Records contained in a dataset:
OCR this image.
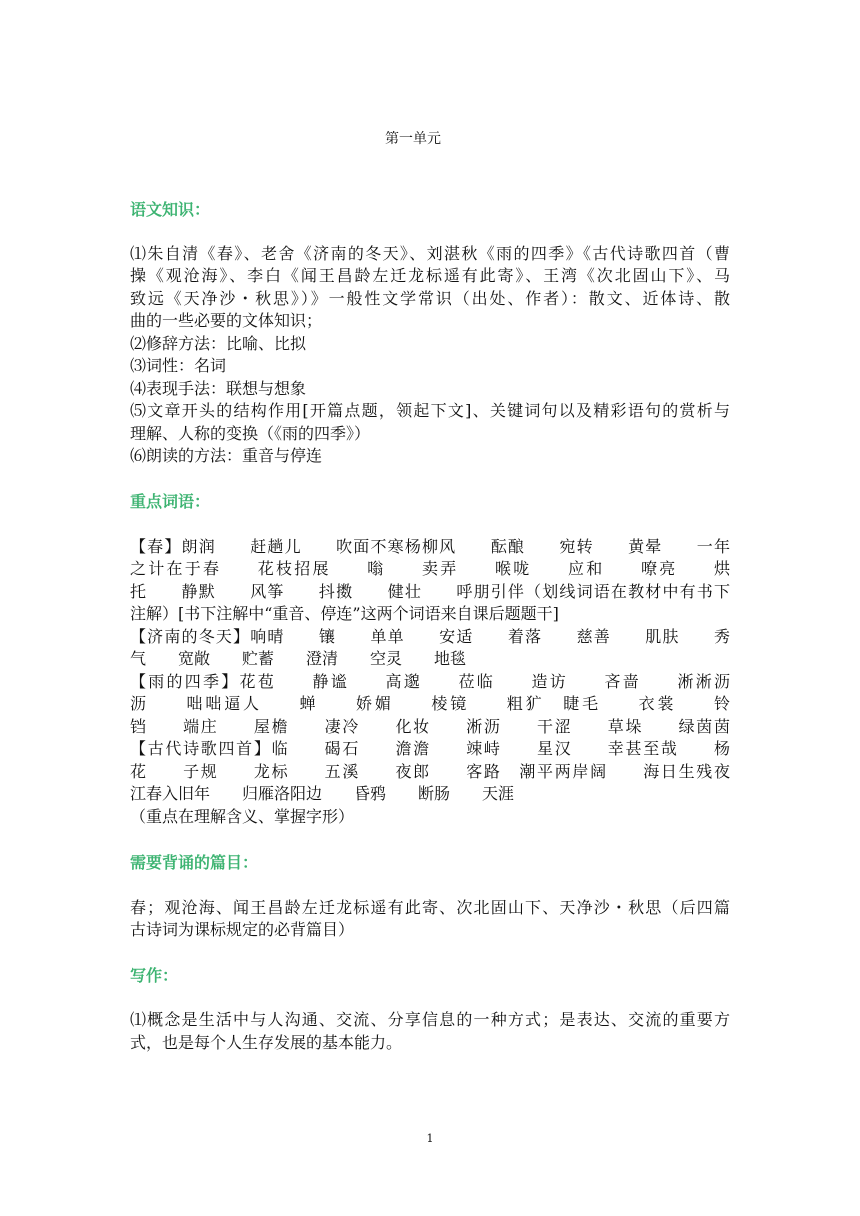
第一单元
语文知识：
⑴朱自清《春》、老舍《济南的冬天》、刘湛秋《雨的四季》《古代诗歌四首（曹
操《观沧海》、李白《闻王昌龄左迁龙标遥有此寄》、王湾《次北固山下》、马
致远《天净沙・秋思》）》一般性文学常识（出处、作者）：散文、近体诗、散
曲的一些必要的文体知识；
⑵修辞方法：比喻、比拟
⑶词性：名词
⑷表现手法：联想与想象
⑸文章开头的结构作用[开篇点题，领起下文]、关键词句以及精彩语句的赏析与
理解、人称的变换（《雨的四季》）
⑹朗读的方法：重音与停连
重点词语：
【春】朗润　　赶趟儿　　吹面不寒杨柳风　　酝酿　　宛转　　黄晕　　一年
之计在于春　　花枝招展　　嗡　　卖弄　　喉咙　　应和　　嘹亮　　烘
托　　静默　　风筝　　抖擞　　健壮　　呼朋引伴（划线词语在教材中有书下
注解）[书下注解中“重音、停连”这两个词语来自课后题题干]
【济南的冬天】响晴　　镶　　单单　　安适　　着落　　慈善　　肌肤　　秀
气　　宽敞　　贮蓄　　澄清　　空灵　　地毯
【雨的四季】花苞　　静谧　　高邈　　莅临　　造访　　吝啬　　淅淅沥
沥　　咄咄逼人　　蝉　　娇媚　　棱镜　　粗犷　睫毛　　衣裳　　铃
铛　　端庄　　屋檐　　凄冷　　化妆　　淅沥　　干涩　　草垛　　绿茵茵
【古代诗歌四首】临　　碣石　　澹澹　　竦峙　　星汉　　幸甚至哉　　杨
花　　子规　　龙标　　五溪　　夜郎　　客路　潮平两岸阔　　海日生残夜
江春入旧年　　归雁洛阳边　　昏鸦　　断肠　　天涯
（重点在理解含义、掌握字形）
需要背诵的篇目：
春；观沧海、闻王昌龄左迁龙标遥有此寄、次北固山下、天净沙・秋思（后四篇
古诗词为课标规定的必背篇目）
写作：
⑴概念是生活中与人沟通、交流、分享信息的一种方式；是表达、交流的重要方
式，也是每个人生存发展的基本能力。
1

▶ _Written task_: The records above must be transcribed exactly. Pictures are left out of the copy.

▶ _Response to this task_:
OCR this image.
第一单元
语文知识：
⑴朱自清《春》、老舍《济南的冬天》、刘湛秋《雨的四季》《古代诗歌四首（曹
操《观沧海》、李白《闻王昌龄左迁龙标遥有此寄》、王湾《次北固山下》、马
致远《天净沙・秋思》）》一般性文学常识（出处、作者）：散文、近体诗、散
曲的一些必要的文体知识；
⑵修辞方法：比喻、比拟
⑶词性：名词
⑷表现手法：联想与想象
⑸文章开头的结构作用[开篇点题，领起下文]、关键词句以及精彩语句的赏析与
理解、人称的变换（《雨的四季》）
⑹朗读的方法：重音与停连
重点词语：
【春】朗润　　赶趟儿　　吹面不寒杨柳风　　酝酿　　宛转　　黄晕　　一年
之计在于春　　花枝招展　　嗡　　卖弄　　喉咙　　应和　　嘹亮　　烘
托　　静默　　风筝　　抖擞　　健壮　　呼朋引伴（划线词语在教材中有书下
注解）[书下注解中“重音、停连”这两个词语来自课后题题干]
【济南的冬天】响晴　　镶　　单单　　安适　　着落　　慈善　　肌肤　　秀
气　　宽敞　　贮蓄　　澄清　　空灵　　地毯
【雨的四季】花苞　　静谧　　高邈　　莅临　　造访　　吝啬　　淅淅沥
沥　　咄咄逼人　　蝉　　娇媚　　棱镜　　粗犷　睫毛　　衣裳　　铃
铛　　端庄　　屋檐　　凄冷　　化妆　　淅沥　　干涩　　草垛　　绿茵茵
【古代诗歌四首】临　　碣石　　澹澹　　竦峙　　星汉　　幸甚至哉　　杨
花　　子规　　龙标　　五溪　　夜郎　　客路　潮平两岸阔　　海日生残夜
江春入旧年　　归雁洛阳边　　昏鸦　　断肠　　天涯
（重点在理解含义、掌握字形）
需要背诵的篇目：
春；观沧海、闻王昌龄左迁龙标遥有此寄、次北固山下、天净沙・秋思（后四篇
古诗词为课标规定的必背篇目）
写作：
⑴概念是生活中与人沟通、交流、分享信息的一种方式；是表达、交流的重要方
式，也是每个人生存发展的基本能力。
1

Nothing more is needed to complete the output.